## WRITTEN REQUEST:
What follows is a set of records, each of which is to be written out exactly.

## THE DATA:
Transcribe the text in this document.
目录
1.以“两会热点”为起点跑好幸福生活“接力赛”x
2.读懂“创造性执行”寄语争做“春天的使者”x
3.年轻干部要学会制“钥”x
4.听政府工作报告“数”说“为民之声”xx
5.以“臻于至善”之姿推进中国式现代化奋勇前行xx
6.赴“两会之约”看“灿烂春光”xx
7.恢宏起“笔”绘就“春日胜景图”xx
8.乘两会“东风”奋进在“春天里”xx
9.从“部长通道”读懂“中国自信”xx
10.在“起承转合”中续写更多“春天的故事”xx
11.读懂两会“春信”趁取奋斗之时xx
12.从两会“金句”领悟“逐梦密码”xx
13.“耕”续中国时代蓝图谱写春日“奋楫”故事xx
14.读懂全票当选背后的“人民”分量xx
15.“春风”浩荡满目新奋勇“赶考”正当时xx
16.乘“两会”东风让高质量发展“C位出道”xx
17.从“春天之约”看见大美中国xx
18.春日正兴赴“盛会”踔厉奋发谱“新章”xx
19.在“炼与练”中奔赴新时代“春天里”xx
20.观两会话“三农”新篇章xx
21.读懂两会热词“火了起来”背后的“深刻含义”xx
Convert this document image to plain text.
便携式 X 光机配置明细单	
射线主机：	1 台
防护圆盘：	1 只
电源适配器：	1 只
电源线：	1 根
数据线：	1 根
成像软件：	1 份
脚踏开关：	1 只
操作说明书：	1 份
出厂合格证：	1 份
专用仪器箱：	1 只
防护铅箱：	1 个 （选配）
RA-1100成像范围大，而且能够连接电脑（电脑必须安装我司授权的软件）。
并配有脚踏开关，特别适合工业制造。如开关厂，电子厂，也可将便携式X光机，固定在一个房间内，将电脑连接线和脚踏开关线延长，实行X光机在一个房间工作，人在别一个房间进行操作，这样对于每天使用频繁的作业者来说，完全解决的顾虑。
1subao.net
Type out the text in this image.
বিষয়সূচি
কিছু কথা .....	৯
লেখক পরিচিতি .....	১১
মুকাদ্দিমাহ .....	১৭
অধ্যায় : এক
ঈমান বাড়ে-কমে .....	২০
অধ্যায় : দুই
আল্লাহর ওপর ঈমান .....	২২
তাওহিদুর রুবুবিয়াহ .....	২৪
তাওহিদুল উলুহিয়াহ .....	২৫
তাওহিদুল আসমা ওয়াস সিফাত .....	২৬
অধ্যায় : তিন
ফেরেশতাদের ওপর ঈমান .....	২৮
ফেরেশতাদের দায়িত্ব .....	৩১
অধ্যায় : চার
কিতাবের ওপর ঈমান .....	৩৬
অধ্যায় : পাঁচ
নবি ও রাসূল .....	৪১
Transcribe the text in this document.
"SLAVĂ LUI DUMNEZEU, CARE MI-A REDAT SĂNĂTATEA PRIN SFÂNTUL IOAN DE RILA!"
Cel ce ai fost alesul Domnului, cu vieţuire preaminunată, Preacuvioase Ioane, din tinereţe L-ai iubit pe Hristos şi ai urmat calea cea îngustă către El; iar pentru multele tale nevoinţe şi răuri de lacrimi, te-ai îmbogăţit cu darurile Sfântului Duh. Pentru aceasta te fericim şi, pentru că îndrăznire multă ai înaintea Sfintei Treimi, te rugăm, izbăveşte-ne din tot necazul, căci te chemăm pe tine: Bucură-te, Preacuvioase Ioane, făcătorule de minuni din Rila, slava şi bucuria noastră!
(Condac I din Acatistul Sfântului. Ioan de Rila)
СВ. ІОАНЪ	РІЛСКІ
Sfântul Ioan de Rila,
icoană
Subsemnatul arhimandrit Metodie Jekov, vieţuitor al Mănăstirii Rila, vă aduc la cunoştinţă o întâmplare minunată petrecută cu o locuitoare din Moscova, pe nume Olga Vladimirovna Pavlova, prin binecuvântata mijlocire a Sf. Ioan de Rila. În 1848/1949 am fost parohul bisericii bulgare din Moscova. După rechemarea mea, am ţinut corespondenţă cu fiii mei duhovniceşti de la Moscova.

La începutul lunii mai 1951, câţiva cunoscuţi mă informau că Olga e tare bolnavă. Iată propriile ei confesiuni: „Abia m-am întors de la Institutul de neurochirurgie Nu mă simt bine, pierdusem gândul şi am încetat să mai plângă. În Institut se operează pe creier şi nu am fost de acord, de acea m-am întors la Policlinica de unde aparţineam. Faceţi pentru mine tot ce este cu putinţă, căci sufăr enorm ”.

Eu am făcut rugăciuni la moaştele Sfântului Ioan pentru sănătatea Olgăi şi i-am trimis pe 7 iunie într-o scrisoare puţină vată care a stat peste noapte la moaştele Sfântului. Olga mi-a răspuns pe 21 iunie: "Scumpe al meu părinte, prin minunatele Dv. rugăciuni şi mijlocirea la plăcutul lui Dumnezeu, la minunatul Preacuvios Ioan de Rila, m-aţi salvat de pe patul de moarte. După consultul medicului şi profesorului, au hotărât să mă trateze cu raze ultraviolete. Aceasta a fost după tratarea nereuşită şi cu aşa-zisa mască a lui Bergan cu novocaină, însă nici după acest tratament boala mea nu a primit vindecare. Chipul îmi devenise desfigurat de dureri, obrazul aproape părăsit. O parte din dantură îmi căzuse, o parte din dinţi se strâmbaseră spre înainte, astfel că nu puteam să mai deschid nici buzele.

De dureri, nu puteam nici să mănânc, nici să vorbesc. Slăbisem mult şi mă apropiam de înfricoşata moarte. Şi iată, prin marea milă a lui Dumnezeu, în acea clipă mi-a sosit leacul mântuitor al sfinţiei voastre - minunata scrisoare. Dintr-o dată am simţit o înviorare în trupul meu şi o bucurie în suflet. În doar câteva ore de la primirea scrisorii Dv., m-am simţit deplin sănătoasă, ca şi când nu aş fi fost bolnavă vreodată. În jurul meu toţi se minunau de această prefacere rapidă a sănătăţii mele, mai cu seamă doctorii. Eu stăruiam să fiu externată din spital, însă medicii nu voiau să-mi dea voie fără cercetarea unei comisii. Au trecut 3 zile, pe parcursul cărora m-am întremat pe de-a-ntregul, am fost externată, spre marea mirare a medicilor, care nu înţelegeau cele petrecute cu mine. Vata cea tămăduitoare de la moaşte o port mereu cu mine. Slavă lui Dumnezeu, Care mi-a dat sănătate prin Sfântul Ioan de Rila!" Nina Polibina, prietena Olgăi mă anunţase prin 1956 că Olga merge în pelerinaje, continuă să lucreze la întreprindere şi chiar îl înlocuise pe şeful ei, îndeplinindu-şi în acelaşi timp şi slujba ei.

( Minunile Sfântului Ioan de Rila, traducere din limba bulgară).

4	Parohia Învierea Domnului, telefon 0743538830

## EXERCISE SOLUTION:
Transcribe the text in this document.
目录
1.以“两会热点”为起点跑好幸福生活“接力赛”x
2.读懂“创造性执行”寄语争做“春天的使者”x
3.年轻干部要学会制“钥”x
4.听政府工作报告“数”说“为民之声”xx
5.以“臻于至善”之姿推进中国式现代化奋勇前行xx
6.赴“两会之约”看“灿烂春光”xx
7.恢宏起“笔”绘就“春日胜景图”xx
8.乘两会“东风”奋进在“春天里”xx
9.从“部长通道”读懂“中国自信”xx
10.在“起承转合”中续写更多“春天的故事”xx
11.读懂两会“春信”趁取奋斗之时xx
12.从两会“金句”领悟“逐梦密码”xx
13.“耕”续中国时代蓝图谱写春日“奋楫”故事xx
14.读懂全票当选背后的“人民”分量xx
15.“春风”浩荡满目新奋勇“赶考”正当时xx
16.乘“两会”东风让高质量发展“C位出道”xx
17.从“春天之约”看见大美中国xx
18.春日正兴赴“盛会”踔厉奋发谱“新章”xx
19.在“炼与练”中奔赴新时代“春天里”xx
20.观两会话“三农”新篇章xx
21.读懂两会热词“火了起来”背后的“深刻含义”xx
Convert this document image to plain text.
便携式 X 光机配置明细单	
射线主机：	1 台
防护圆盘：	1 只
电源适配器：	1 只
电源线：	1 根
数据线：	1 根
成像软件：	1 份
脚踏开关：	1 只
操作说明书：	1 份
出厂合格证：	1 份
专用仪器箱：	1 只
防护铅箱：	1 个 （选配）
RA-1100成像范围大，而且能够连接电脑（电脑必须安装我司授权的软件）。
并配有脚踏开关，特别适合工业制造。如开关厂，电子厂，也可将便携式X光机，固定在一个房间内，将电脑连接线和脚踏开关线延长，实行X光机在一个房间工作，人在别一个房间进行操作，这样对于每天使用频繁的作业者来说，完全解决的顾虑。
1subao.net
Type out the text in this image.
বিষয়সূচি
কিছু কথা .....	৯
লেখক পরিচিতি .....	১১
মুকাদ্দিমাহ .....	১৭
অধ্যায় : এক
ঈমান বাড়ে-কমে .....	২০
অধ্যায় : দুই
আল্লাহর ওপর ঈমান .....	২২
তাওহিদুর রুবুবিয়াহ .....	২৪
তাওহিদুল উলুহিয়াহ .....	২৫
তাওহিদুল আসমা ওয়াস সিফাত .....	২৬
অধ্যায় : তিন
ফেরেশতাদের ওপর ঈমান .....	২৮
ফেরেশতাদের দায়িত্ব .....	৩১
অধ্যায় : চার
কিতাবের ওপর ঈমান .....	৩৬
অধ্যায় : পাঁচ
নবি ও রাসূল .....	৪১
Transcribe the text in this document.
"SLAVĂ LUI DUMNEZEU, CARE MI-A REDAT SĂNĂTATEA PRIN SFÂNTUL IOAN DE RILA!"
Cel ce ai fost alesul Domnului, cu vieţuire preaminunată, Preacuvioase Ioane, din tinereţe L-ai iubit pe Hristos şi ai urmat calea cea îngustă către El; iar pentru multele tale nevoinţe şi răuri de lacrimi, te-ai îmbogăţit cu darurile Sfântului Duh. Pentru aceasta te fericim şi, pentru că îndrăznire multă ai înaintea Sfintei Treimi, te rugăm, izbăveşte-ne din tot necazul, căci te chemăm pe tine: Bucură-te, Preacuvioase Ioane, făcătorule de minuni din Rila, slava şi bucuria noastră!
(Condac I din Acatistul Sfântului. Ioan de Rila)
СВ. ІОАНЪ	РІЛСКІ
Sfântul Ioan de Rila,
icoană
Subsemnatul arhimandrit Metodie Jekov, vieţuitor al Mănăstirii Rila, vă aduc la cunoştinţă o întâmplare minunată petrecută cu o locuitoare din Moscova, pe nume Olga Vladimirovna Pavlova, prin binecuvântata mijlocire a Sf. Ioan de Rila. În 1848/1949 am fost parohul bisericii bulgare din Moscova. După rechemarea mea, am ţinut corespondenţă cu fiii mei duhovniceşti de la Moscova.

La începutul lunii mai 1951, câţiva cunoscuţi mă informau că Olga e tare bolnavă. Iată propriile ei confesiuni: „Abia m-am întors de la Institutul de neurochirurgie Nu mă simt bine, pierdusem gândul şi am încetat să mai plângă. În Institut se operează pe creier şi nu am fost de acord, de acea m-am întors la Policlinica de unde aparţineam. Faceţi pentru mine tot ce este cu putinţă, căci sufăr enorm ”.

Eu am făcut rugăciuni la moaştele Sfântului Ioan pentru sănătatea Olgăi şi i-am trimis pe 7 iunie într-o scrisoare puţină vată care a stat peste noapte la moaştele Sfântului. Olga mi-a răspuns pe 21 iunie: "Scumpe al meu părinte, prin minunatele Dv. rugăciuni şi mijlocirea la plăcutul lui Dumnezeu, la minunatul Preacuvios Ioan de Rila, m-aţi salvat de pe patul de moarte. După consultul medicului şi profesorului, au hotărât să mă trateze cu raze ultraviolete. Aceasta a fost după tratarea nereuşită şi cu aşa-zisa mască a lui Bergan cu novocaină, însă nici după acest tratament boala mea nu a primit vindecare. Chipul îmi devenise desfigurat de dureri, obrazul aproape părăsit. O parte din dantură îmi căzuse, o parte din dinţi se strâmbaseră spre înainte, astfel că nu puteam să mai deschid nici buzele.

De dureri, nu puteam nici să mănânc, nici să vorbesc. Slăbisem mult şi mă apropiam de înfricoşata moarte. Şi iată, prin marea milă a lui Dumnezeu, în acea clipă mi-a sosit leacul mântuitor al sfinţiei voastre - minunata scrisoare. Dintr-o dată am simţit o înviorare în trupul meu şi o bucurie în suflet. În doar câteva ore de la primirea scrisorii Dv., m-am simţit deplin sănătoasă, ca şi când nu aş fi fost bolnavă vreodată. În jurul meu toţi se minunau de această prefacere rapidă a sănătăţii mele, mai cu seamă doctorii. Eu stăruiam să fiu externată din spital, însă medicii nu voiau să-mi dea voie fără cercetarea unei comisii. Au trecut 3 zile, pe parcursul cărora m-am întremat pe de-a-ntregul, am fost externată, spre marea mirare a medicilor, care nu înţelegeau cele petrecute cu mine. Vata cea tămăduitoare de la moaşte o port mereu cu mine. Slavă lui Dumnezeu, Care mi-a dat sănătate prin Sfântul Ioan de Rila!" Nina Polibina, prietena Olgăi mă anunţase prin 1956 că Olga merge în pelerinaje, continuă să lucreze la întreprindere şi chiar îl înlocuise pe şeful ei, îndeplinindu-şi în acelaşi timp şi slujba ei.

( Minunile Sfântului Ioan de Rila, traducere din limba bulgară).

4	Parohia Învierea Domnului, telefon 0743538830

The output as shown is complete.